** Begin Records for this exercise **

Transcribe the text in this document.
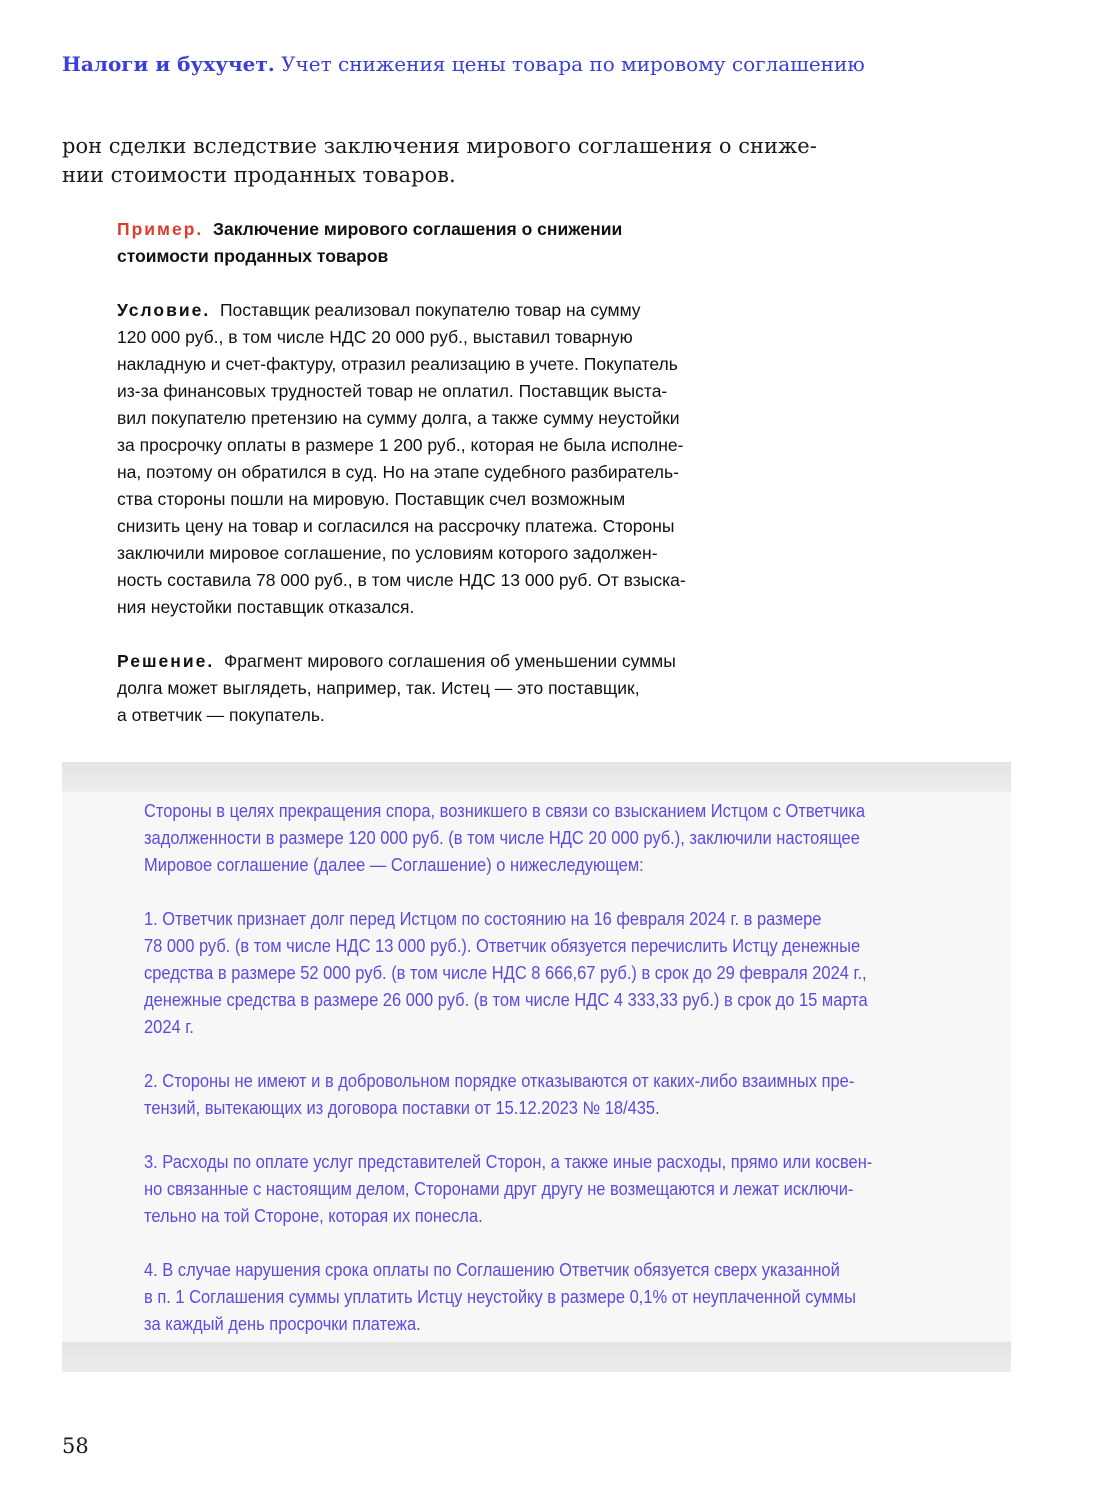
Налоги и бухучет. Учет снижения цены товара по мировому соглашению

рон сделки вследствие заключения мирового соглашения о сниже-

нии стоимости проданных товаров.

Пример. Заключение мирового соглашения о снижении

стоимости проданных товаров

Условие. Поставщик реализовал покупателю товар на сумму

120 000 руб., в том числе НДС 20 000 руб., выставил товарную

накладную и счет-фактуру, отразил реализацию в учете. Покупатель

из-за финансовых трудностей товар не оплатил. Поставщик выста-

вил покупателю претензию на сумму долга, а также сумму неустойки

за просрочку оплаты в размере 1 200 руб., которая не была исполне-

на, поэтому он обратился в суд. Но на этапе судебного разбиратель-

ства стороны пошли на мировую. Поставщик счел возможным

снизить цену на товар и согласился на рассрочку платежа. Стороны

заключили мировое соглашение, по условиям которого задолжен-

ность составила 78 000 руб., в том числе НДС 13 000 руб. От взыска-

ния неустойки поставщик отказался.

Решение. Фрагмент мирового соглашения об уменьшении суммы

долга может выглядеть, например, так. Истец — это поставщик,

а ответчик — покупатель.

Стороны в целях прекращения спора, возникшего в связи со взысканием Истцом с Ответчика

задолженности в размере 120 000 руб. (в том числе НДС 20 000 руб.), заключили настоящее

Мировое соглашение (далее — Соглашение) о нижеследующем:

1. Ответчик признает долг перед Истцом по состоянию на 16 февраля 2024 г. в размере

78 000 руб. (в том числе НДС 13 000 руб.). Ответчик обязуется перечислить Истцу денежные

средства в размере 52 000 руб. (в том числе НДС 8 666,67 руб.) в срок до 29 февраля 2024 г.,

денежные средства в размере 26 000 руб. (в том числе НДС 4 333,33 руб.) в срок до 15 марта

2024 г.

2. Стороны не имеют и в добровольном порядке отказываются от каких-либо взаимных пре-

тензий, вытекающих из договора поставки от 15.12.2023 № 18/435.

3. Расходы по оплате услуг представителей Сторон, а также иные расходы, прямо или косвен-

но связанные с настоящим делом, Сторонами друг другу не возмещаются и лежат исключи-

тельно на той Стороне, которая их понесла.

4. В случае нарушения срока оплаты по Соглашению Ответчик обязуется сверх указанной

в п. 1 Соглашения суммы уплатить Истцу неустойку в размере 0,1% от неуплаченной суммы

за каждый день просрочки платежа.

58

** End Records for this exercise **

Copy all the data exactly as written, but skip any picture.

Transcribe the text in this document.
Налоги и бухучет. Учет снижения цены товара по мировому соглашению

рон сделки вследствие заключения мирового соглашения о сниже-

нии стоимости проданных товаров.

Пример. Заключение мирового соглашения о снижении

стоимости проданных товаров

Условие. Поставщик реализовал покупателю товар на сумму

120 000 руб., в том числе НДС 20 000 руб., выставил товарную

накладную и счет-фактуру, отразил реализацию в учете. Покупатель

из-за финансовых трудностей товар не оплатил. Поставщик выста-

вил покупателю претензию на сумму долга, а также сумму неустойки

за просрочку оплаты в размере 1 200 руб., которая не была исполне-

на, поэтому он обратился в суд. Но на этапе судебного разбиратель-

ства стороны пошли на мировую. Поставщик счел возможным

снизить цену на товар и согласился на рассрочку платежа. Стороны

заключили мировое соглашение, по условиям которого задолжен-

ность составила 78 000 руб., в том числе НДС 13 000 руб. От взыска-

ния неустойки поставщик отказался.

Решение. Фрагмент мирового соглашения об уменьшении суммы

долга может выглядеть, например, так. Истец — это поставщик,

а ответчик — покупатель.

Стороны в целях прекращения спора, возникшего в связи со взысканием Истцом с Ответчика

задолженности в размере 120 000 руб. (в том числе НДС 20 000 руб.), заключили настоящее

Мировое соглашение (далее — Соглашение) о нижеследующем:

1. Ответчик признает долг перед Истцом по состоянию на 16 февраля 2024 г. в размере

78 000 руб. (в том числе НДС 13 000 руб.). Ответчик обязуется перечислить Истцу денежные

средства в размере 52 000 руб. (в том числе НДС 8 666,67 руб.) в срок до 29 февраля 2024 г.,

денежные средства в размере 26 000 руб. (в том числе НДС 4 333,33 руб.) в срок до 15 марта

2024 г.

2. Стороны не имеют и в добровольном порядке отказываются от каких-либо взаимных пре-

тензий, вытекающих из договора поставки от 15.12.2023 № 18/435.

3. Расходы по оплате услуг представителей Сторон, а также иные расходы, прямо или косвен-

но связанные с настоящим делом, Сторонами друг другу не возмещаются и лежат исключи-

тельно на той Стороне, которая их понесла.

4. В случае нарушения срока оплаты по Соглашению Ответчик обязуется сверх указанной

в п. 1 Соглашения суммы уплатить Истцу неустойку в размере 0,1% от неуплаченной суммы

за каждый день просрочки платежа.

58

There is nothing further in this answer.